Work instructions – Please filter the data below down to the lines holding the string "niederdeutschen".

Extracted records –
╔══

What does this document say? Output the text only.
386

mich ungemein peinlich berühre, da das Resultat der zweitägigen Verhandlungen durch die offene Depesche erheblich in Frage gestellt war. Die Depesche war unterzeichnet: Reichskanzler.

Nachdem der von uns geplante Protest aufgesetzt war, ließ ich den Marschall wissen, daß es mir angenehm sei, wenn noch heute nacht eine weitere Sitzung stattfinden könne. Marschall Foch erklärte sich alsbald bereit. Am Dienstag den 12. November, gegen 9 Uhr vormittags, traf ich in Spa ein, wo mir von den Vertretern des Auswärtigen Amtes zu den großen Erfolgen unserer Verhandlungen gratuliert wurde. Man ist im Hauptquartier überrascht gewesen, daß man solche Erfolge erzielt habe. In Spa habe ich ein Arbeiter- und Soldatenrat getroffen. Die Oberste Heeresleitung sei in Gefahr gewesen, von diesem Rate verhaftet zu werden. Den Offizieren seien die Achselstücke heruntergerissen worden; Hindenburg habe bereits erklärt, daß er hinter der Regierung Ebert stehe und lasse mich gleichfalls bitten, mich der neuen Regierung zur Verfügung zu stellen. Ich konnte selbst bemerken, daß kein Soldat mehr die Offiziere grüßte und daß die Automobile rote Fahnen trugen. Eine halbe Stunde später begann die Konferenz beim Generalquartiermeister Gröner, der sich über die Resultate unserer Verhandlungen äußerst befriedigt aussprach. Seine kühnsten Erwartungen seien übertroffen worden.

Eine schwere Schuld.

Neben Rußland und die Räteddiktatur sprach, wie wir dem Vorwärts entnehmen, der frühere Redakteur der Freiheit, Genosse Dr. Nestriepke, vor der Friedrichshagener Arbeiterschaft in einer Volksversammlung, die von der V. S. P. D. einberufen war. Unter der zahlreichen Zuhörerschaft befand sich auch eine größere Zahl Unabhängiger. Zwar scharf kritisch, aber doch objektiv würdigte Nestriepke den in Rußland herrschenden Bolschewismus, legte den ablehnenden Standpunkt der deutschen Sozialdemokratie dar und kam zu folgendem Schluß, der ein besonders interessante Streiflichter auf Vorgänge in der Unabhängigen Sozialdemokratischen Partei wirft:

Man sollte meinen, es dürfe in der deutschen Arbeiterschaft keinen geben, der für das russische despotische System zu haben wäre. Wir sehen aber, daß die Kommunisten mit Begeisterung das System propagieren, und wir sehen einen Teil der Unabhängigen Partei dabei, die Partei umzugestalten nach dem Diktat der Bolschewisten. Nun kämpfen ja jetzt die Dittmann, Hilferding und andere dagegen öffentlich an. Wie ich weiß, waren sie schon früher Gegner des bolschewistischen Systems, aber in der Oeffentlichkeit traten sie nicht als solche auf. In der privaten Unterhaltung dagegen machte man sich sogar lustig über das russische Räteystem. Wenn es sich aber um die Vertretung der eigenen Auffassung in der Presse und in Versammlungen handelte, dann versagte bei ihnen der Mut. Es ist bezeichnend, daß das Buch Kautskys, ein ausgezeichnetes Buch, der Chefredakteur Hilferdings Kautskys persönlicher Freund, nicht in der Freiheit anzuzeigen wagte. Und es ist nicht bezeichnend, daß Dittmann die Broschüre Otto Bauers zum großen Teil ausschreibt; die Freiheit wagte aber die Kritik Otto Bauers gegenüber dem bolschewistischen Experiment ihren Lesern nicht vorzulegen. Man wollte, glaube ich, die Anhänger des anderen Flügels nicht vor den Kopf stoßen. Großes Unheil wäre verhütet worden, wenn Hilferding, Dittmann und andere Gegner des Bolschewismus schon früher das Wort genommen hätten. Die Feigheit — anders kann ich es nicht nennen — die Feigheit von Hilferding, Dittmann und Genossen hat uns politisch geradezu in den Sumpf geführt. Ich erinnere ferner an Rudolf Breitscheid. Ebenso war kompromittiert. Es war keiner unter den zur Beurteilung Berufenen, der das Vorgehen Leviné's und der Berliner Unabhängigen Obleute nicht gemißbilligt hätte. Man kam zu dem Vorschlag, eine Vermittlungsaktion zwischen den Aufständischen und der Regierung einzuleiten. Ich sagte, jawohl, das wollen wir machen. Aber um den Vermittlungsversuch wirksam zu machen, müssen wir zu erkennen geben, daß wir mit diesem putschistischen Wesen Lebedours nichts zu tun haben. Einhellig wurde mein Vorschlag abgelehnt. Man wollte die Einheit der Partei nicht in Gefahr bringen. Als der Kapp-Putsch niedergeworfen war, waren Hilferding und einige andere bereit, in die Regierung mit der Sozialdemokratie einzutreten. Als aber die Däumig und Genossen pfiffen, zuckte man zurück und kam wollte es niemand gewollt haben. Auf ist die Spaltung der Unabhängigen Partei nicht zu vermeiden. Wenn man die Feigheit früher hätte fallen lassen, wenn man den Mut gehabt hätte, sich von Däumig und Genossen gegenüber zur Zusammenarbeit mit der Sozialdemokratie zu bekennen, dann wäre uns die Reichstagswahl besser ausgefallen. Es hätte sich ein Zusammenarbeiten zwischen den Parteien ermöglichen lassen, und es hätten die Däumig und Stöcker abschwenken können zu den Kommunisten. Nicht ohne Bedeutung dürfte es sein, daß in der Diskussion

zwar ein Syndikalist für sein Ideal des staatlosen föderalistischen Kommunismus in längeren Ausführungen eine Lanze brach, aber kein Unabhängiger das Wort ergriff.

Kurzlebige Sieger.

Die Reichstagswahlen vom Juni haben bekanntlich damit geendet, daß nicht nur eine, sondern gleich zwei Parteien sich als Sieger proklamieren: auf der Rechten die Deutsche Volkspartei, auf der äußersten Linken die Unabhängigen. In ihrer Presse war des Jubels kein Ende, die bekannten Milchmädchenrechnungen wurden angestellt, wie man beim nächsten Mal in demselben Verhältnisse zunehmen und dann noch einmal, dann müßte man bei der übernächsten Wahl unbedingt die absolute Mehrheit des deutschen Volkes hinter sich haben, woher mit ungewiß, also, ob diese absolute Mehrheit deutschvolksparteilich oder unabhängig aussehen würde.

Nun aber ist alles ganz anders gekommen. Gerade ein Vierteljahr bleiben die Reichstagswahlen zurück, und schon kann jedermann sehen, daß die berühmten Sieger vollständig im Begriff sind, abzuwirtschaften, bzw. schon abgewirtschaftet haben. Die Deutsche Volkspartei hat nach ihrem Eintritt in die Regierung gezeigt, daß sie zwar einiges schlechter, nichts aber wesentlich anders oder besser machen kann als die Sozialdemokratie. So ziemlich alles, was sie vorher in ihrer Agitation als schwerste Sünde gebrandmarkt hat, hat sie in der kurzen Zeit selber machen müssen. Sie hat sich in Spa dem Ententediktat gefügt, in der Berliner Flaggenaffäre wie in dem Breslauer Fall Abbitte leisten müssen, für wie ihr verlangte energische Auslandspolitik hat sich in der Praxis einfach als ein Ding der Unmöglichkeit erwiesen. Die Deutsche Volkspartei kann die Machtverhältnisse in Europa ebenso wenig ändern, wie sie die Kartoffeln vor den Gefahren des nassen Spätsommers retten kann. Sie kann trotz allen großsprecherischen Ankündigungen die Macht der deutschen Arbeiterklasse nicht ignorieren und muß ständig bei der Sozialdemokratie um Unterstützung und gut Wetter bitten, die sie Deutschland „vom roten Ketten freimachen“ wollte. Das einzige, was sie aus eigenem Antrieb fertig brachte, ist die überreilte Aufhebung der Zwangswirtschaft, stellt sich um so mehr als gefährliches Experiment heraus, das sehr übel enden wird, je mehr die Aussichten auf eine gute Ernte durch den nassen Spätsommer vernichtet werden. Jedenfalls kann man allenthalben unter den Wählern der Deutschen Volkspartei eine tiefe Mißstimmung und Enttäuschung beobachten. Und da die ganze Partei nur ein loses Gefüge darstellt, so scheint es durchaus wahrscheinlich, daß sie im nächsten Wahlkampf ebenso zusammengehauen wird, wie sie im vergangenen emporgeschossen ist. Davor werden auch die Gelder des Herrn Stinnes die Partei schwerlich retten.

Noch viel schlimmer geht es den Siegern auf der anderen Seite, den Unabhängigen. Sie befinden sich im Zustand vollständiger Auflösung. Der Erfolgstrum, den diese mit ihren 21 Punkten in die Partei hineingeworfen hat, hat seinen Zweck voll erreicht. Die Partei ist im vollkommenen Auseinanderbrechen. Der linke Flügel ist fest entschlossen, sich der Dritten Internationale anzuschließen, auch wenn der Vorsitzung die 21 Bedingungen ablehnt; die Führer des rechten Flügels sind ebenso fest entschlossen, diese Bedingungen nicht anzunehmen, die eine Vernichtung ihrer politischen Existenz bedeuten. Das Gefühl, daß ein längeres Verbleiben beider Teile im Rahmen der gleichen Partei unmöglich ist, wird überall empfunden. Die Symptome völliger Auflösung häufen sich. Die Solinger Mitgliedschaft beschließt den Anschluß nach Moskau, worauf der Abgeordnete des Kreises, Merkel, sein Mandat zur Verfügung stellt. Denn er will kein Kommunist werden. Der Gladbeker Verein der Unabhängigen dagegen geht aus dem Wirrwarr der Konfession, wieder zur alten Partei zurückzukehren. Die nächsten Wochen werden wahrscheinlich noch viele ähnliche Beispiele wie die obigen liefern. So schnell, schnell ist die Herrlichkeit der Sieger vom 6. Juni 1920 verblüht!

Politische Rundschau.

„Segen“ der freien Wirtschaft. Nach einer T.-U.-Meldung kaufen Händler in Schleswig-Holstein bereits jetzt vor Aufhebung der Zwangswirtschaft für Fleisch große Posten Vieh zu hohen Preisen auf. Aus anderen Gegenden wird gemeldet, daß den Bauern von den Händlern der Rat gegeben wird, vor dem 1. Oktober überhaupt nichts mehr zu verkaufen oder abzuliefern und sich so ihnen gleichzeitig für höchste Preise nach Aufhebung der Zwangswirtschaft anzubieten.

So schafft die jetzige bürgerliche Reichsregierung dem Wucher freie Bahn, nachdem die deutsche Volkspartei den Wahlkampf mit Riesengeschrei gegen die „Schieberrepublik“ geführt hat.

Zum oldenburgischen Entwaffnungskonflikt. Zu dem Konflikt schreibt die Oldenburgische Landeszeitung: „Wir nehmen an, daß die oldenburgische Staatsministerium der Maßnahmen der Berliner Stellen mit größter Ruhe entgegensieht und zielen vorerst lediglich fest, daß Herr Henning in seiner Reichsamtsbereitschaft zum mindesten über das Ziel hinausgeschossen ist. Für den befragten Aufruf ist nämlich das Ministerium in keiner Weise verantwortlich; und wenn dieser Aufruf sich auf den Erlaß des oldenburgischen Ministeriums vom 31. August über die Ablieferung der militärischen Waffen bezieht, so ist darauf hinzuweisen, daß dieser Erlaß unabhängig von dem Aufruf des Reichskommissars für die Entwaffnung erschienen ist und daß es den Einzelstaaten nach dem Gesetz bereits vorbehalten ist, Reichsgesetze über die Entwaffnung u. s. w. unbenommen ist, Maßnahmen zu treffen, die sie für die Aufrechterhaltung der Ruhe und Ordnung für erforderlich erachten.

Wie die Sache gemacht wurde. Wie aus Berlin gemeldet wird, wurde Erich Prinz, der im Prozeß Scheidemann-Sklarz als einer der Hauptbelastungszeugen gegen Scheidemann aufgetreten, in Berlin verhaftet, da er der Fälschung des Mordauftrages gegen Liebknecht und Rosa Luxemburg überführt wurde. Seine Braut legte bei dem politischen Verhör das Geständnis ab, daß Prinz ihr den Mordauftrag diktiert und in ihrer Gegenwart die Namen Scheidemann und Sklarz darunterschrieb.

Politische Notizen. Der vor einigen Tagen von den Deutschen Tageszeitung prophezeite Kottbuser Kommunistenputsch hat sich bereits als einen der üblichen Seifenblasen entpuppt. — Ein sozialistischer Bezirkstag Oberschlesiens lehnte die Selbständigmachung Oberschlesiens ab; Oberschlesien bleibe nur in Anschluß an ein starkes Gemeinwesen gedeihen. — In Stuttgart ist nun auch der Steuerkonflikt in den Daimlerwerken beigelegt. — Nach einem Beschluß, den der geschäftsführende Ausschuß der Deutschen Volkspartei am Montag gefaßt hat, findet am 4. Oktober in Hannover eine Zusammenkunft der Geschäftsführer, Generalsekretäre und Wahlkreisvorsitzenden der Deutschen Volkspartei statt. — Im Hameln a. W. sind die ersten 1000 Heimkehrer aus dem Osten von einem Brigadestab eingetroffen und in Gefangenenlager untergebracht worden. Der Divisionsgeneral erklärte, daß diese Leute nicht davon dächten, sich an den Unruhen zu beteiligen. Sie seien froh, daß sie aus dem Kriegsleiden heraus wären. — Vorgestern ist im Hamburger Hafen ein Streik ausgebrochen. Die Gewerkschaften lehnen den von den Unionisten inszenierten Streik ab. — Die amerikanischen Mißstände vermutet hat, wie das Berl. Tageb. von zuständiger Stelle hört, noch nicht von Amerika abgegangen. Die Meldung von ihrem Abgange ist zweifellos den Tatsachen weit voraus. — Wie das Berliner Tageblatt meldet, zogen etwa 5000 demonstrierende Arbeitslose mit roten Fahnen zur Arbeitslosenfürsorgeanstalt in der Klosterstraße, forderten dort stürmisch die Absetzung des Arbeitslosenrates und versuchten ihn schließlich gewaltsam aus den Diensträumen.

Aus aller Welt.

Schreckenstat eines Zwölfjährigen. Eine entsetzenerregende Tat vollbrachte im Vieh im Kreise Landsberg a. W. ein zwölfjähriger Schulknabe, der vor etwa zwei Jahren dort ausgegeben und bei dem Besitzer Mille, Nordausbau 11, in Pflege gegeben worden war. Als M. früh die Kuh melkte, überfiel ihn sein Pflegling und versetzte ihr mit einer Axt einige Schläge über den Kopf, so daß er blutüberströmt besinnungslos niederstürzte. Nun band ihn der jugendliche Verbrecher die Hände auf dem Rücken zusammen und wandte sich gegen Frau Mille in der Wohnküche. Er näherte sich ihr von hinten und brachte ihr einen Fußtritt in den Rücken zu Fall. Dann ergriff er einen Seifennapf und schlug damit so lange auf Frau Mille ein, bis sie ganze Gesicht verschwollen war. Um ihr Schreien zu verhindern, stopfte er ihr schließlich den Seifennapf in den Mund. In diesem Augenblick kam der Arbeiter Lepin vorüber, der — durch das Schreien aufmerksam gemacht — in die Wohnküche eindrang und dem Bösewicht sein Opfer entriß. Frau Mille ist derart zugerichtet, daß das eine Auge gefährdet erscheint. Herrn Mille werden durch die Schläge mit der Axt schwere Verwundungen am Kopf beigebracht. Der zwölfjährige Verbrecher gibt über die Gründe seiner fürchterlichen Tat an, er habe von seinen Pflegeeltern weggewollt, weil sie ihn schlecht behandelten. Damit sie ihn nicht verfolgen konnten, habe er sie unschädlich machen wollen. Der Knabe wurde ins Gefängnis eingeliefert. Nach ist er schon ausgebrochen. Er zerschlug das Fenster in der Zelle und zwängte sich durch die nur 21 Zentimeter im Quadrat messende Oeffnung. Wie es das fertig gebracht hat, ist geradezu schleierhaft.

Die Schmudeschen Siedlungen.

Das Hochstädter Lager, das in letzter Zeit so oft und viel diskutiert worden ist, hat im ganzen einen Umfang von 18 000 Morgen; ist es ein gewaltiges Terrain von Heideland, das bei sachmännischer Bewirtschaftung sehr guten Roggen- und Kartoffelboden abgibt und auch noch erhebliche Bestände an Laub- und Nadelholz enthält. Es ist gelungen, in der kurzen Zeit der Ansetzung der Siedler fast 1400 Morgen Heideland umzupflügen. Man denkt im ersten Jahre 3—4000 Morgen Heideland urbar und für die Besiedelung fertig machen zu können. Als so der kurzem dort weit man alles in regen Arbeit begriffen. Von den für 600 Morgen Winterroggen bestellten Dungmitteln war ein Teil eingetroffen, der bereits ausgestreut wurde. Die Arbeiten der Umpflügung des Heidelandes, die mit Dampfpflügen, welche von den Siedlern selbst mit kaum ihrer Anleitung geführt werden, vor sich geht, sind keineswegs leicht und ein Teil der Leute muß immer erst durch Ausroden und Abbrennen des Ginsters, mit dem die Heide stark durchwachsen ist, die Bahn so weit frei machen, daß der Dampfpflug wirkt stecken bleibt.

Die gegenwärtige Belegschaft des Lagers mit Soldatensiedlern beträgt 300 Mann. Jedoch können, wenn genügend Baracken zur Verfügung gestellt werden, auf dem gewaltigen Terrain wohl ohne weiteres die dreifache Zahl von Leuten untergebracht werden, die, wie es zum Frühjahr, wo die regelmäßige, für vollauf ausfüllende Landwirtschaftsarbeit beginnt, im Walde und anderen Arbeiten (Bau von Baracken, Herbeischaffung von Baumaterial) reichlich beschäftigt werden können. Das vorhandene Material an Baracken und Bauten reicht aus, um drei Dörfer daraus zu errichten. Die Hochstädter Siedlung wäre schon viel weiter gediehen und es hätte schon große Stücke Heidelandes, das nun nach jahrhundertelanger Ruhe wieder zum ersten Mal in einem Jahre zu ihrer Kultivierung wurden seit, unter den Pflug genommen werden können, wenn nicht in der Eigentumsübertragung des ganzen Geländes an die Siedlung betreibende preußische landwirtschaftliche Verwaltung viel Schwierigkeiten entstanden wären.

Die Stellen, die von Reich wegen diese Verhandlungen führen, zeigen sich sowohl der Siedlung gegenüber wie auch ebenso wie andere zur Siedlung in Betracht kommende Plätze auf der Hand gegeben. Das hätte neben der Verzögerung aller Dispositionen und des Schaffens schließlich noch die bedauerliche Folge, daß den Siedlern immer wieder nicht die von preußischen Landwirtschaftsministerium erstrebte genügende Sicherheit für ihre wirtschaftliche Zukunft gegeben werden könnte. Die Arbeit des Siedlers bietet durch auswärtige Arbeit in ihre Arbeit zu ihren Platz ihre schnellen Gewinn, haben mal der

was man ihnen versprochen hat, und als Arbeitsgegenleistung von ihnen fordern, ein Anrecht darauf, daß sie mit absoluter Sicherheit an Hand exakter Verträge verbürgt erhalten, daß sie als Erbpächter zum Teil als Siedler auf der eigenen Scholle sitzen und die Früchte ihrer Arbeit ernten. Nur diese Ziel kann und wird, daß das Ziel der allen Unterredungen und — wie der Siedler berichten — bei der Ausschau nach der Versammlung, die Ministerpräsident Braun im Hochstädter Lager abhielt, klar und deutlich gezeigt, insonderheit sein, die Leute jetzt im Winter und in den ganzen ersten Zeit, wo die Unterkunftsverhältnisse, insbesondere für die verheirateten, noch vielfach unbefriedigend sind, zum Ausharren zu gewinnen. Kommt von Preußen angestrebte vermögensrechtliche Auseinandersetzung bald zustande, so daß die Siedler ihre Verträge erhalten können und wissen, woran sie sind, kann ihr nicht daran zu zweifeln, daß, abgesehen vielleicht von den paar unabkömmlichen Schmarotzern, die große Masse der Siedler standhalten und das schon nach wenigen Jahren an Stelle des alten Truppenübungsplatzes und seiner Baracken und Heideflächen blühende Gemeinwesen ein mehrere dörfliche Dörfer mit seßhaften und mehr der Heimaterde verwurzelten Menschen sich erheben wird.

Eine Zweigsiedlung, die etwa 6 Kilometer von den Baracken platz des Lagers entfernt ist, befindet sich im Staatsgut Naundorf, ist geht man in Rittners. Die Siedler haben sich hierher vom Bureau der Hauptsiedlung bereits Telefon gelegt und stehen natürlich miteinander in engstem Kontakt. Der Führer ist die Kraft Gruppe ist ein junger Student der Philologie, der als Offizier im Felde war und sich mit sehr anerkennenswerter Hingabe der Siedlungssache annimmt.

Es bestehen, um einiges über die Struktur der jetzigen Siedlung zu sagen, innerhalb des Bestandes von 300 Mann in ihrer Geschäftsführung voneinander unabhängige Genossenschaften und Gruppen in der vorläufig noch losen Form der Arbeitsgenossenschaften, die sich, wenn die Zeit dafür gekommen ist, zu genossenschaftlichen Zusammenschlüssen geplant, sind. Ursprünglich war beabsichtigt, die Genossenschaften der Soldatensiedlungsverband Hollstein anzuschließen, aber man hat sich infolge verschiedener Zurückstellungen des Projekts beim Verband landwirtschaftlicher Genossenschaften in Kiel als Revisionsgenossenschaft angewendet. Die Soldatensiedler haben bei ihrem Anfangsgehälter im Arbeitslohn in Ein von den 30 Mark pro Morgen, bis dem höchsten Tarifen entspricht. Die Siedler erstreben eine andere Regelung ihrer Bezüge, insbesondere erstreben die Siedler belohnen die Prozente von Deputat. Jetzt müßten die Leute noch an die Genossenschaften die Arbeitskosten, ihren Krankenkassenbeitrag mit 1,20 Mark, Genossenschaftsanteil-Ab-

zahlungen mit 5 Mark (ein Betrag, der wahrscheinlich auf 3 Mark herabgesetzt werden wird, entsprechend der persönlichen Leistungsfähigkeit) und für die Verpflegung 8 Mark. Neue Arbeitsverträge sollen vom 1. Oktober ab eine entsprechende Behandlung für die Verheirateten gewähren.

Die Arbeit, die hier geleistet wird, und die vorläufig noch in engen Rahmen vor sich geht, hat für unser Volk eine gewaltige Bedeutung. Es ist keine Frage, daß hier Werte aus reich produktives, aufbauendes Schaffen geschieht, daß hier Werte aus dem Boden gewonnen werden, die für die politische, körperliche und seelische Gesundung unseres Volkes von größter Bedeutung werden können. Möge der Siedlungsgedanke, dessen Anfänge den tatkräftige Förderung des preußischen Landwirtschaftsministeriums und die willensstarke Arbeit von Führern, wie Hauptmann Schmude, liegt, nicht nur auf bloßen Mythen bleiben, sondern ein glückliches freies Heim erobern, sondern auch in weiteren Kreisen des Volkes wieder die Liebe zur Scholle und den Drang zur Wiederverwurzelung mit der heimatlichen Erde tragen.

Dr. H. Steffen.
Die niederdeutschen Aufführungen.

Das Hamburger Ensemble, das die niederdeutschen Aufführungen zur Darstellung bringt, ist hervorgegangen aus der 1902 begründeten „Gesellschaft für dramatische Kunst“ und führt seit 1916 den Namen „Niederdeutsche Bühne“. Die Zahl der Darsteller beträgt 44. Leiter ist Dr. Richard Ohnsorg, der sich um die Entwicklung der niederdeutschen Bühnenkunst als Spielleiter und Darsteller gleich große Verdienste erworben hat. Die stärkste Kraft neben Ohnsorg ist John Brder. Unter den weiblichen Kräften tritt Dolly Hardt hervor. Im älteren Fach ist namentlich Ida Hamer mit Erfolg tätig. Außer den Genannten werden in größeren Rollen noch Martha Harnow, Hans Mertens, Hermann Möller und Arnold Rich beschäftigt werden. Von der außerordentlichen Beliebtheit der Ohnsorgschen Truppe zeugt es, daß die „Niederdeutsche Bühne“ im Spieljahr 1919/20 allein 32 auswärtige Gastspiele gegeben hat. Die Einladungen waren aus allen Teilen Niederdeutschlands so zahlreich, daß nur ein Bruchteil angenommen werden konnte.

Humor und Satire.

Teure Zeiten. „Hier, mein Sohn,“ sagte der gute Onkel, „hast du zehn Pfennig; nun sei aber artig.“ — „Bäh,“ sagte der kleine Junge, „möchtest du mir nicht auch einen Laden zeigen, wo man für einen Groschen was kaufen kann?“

╚══

Answer space –
Die niederdeutschen Aufführungen.
Das Hamburger Ensemble, das die niederdeutschen Aufführungen zur Darstellung bringt, ist hervorgegangen aus der 1902 begründeten „Gesellschaft für dramatische Kunst“ und führt seit 1916 den Namen „Niederdeutsche Bühne“. Die Zahl der Darsteller beträgt 44. Leiter ist Dr. Richard Ohnsorg, der sich um die Entwicklung der niederdeutschen Bühnenkunst als Spielleiter und Darsteller gleich große Verdienste erworben hat. Die stärkste Kraft neben Ohnsorg ist John Brder. Unter den weiblichen Kräften tritt Dolly Hardt hervor. Im älteren Fach ist namentlich Ida Hamer mit Erfolg tätig. Außer den Genannten werden in größeren Rollen noch Martha Harnow, Hans Mertens, Hermann Möller und Arnold Rich beschäftigt werden. Von der außerordentlichen Beliebtheit der Ohnsorgschen Truppe zeugt es, daß die „Niederdeutsche Bühne“ im Spieljahr 1919/20 allein 32 auswärtige Gastspiele gegeben hat. Die Einladungen waren aus allen Teilen Niederdeutschlands so zahlreich, daß nur ein Bruchteil angenommen werden konnte.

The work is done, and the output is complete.